* What is expected: Work out the number of lines containing "concave". Answer with nothing but that number.

* Information given:
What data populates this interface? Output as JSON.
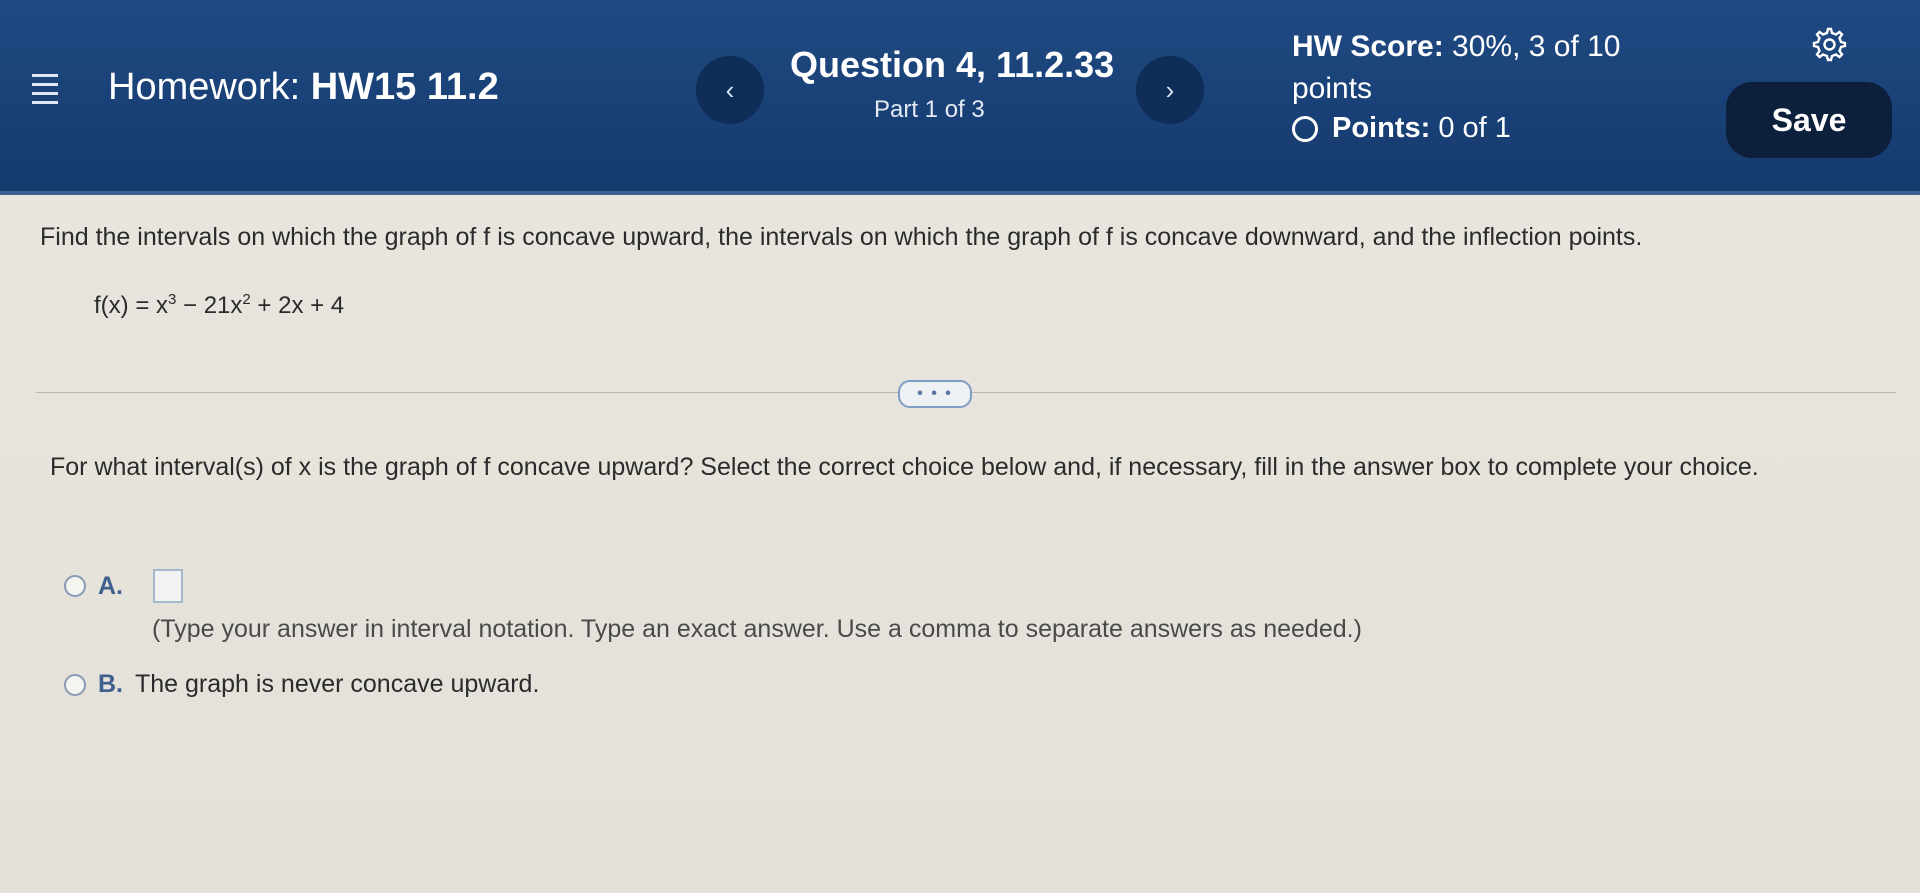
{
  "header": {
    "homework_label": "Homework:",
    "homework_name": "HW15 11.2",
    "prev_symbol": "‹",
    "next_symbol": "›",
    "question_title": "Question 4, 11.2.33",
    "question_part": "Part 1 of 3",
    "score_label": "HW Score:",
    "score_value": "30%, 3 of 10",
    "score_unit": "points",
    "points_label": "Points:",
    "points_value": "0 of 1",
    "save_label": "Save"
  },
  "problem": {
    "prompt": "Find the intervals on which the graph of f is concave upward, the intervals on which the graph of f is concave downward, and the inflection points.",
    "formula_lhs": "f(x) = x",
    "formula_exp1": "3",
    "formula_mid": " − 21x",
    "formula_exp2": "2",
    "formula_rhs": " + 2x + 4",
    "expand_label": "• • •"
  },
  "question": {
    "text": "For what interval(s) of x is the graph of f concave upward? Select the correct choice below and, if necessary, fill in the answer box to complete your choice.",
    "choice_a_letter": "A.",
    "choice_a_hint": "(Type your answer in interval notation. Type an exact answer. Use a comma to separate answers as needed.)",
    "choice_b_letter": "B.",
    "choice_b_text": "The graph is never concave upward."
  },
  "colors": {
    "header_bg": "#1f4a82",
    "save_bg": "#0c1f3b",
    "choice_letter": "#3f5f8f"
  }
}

* Reply to the exercise: 3